TEXT PROVIDED
User defined window functions calling WinGetFuncArgInPartition/WINDOW_SEEK_HEAD

From: Tatsuo Ishii <ishii(at)postgresql(dot)org>
To: ojford(at)gmail(dot)com
Cc: pgsql-hackers(at)lists(dot)postgresql(dot)org
Subject: User defined window functions calling WinGetFuncArgInPartition/WINDOW_SEEK_HEAD
Date: 2025-10-09 06:08:58
Message-ID: 20251009.150858.1461274753395856075.ishii@postgresql.org
Views: Whole Thread | Raw Message | Download mbox | Resend email
Thread:
Lists: pgsql-hackers

Hi Oliver,

PostGis has user defined window functions. I checked them and found
they call WinGetFuncArgInPartition with WINDOW_SEEK_HEAD.
https://gitea.osgeo.org/postgis/postgis/search?q=WinGetFuncArgInPartition&fuzzy=true

If they decide to call the window functions with IGNORE NULLS option,
I think they may be surprised that
WinGetFuncArgInPartition/WINDOW_SEEK_HEAD returns somewhat
counter intuitive results.

To study this I created a tiny user defined window function which
calls WinGetFuncArgInPartition with WINDOW_SEEK_HEAD (see attached).

CREATE FUNCTION mywindowfunc(IN anycompatible, IN int)
RETURNS anycompatible
AS 'MODULE_PATHNAME', 'mywindowfunc'
LANGUAGE C WINDOW STRICT;

The first argument is an any expression and the second argument is
passed to WinGetFuncArgInPartition's relpos argument. Here is the
result:

CREATE TEMP TABLE g(x INT, y INT);
CREATE TABLE
INSERT INTO g (VALUES(NULL,1),(NULL,2),(10,3),(20,4));
INSERT 0 4
SELECT * FROM g;
x | y
----+---
| 1
| 2
10 | 3
20 | 4
(4 rows)

SELECT x, y, mywindowfunc(x, 0) IGNORE NULLS OVER w FROM g
WINDOW w AS (ORDER BY y);
x | y | mywindowfunc
----+---+--------------
| 1 |
| 2 |
10 | 3 |
20 | 4 |
(4 rows)

SELECT x, y, mywindowfunc(x, 1) IGNORE NULLS OVER w FROM g
WINDOW w AS (ORDER BY y);
x | y | mywindowfunc
----+---+--------------
| 1 | 10
| 2 | 10
10 | 3 | 10
20 | 4 | 10
(4 rows)

SET TASK 1
Retype part of the mailing list message, beginning at the words "PostGis has user" and stopping after "anycompatible, IN int)".
The mailing list message and the listing have nothing to do with each other.

DATA SHOWN

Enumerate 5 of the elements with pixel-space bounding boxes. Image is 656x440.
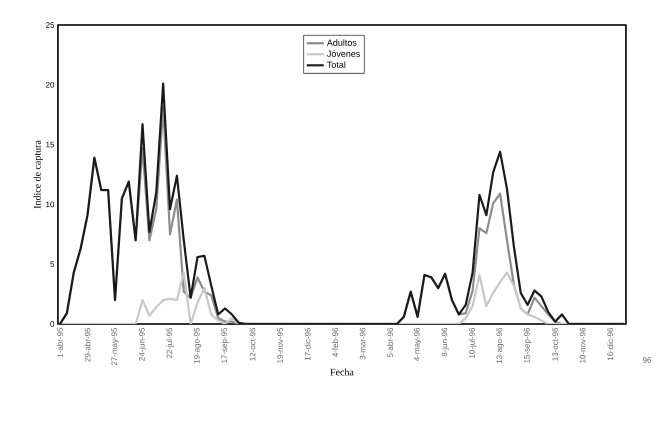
- x-axis-title: Fecha: [330, 368, 354, 376]
- legend-label: Jóvenes: [327, 50, 360, 57]
- y-axis-title: Indice de captura: [34, 140, 43, 208]
- legend-label: Adultos: [326, 39, 356, 46]
- legend-label: Total: [327, 61, 346, 68]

SET TASK 2
Echo every line of the listing word for word, leaving out the pictures.

EXERCISE SOLUTION 1
PostGis has user defined window functions. I checked them and found
they call WinGetFuncArgInPartition with WINDOW_SEEK_HEAD.
https://gitea.osgeo.org/postgis/postgis/search?q=WinGetFuncArgInPartition&fuzzy=true

If they decide to call the window functions with IGNORE NULLS option,
I think they may be surprised that
WinGetFuncArgInPartition/WINDOW_SEEK_HEAD returns somewhat
counter intuitive results.

To study this I created a tiny user defined window function which
calls WinGetFuncArgInPartition with WINDOW_SEEK_HEAD (see attached).

CREATE FUNCTION mywindowfunc(IN anycompatible, IN int)

EXERCISE SOLUTION 2
Enumerate 5 of the elements with pixel-space bounding boxes. Image is 656x440.
- x-axis-title: Fecha: [330, 368, 354, 376]
- legend-label: Jóvenes: [327, 50, 360, 57]
- y-axis-title: Indice de captura: [34, 140, 43, 208]
- legend-label: Adultos: [326, 39, 356, 46]
- legend-label: Total: [327, 61, 346, 68]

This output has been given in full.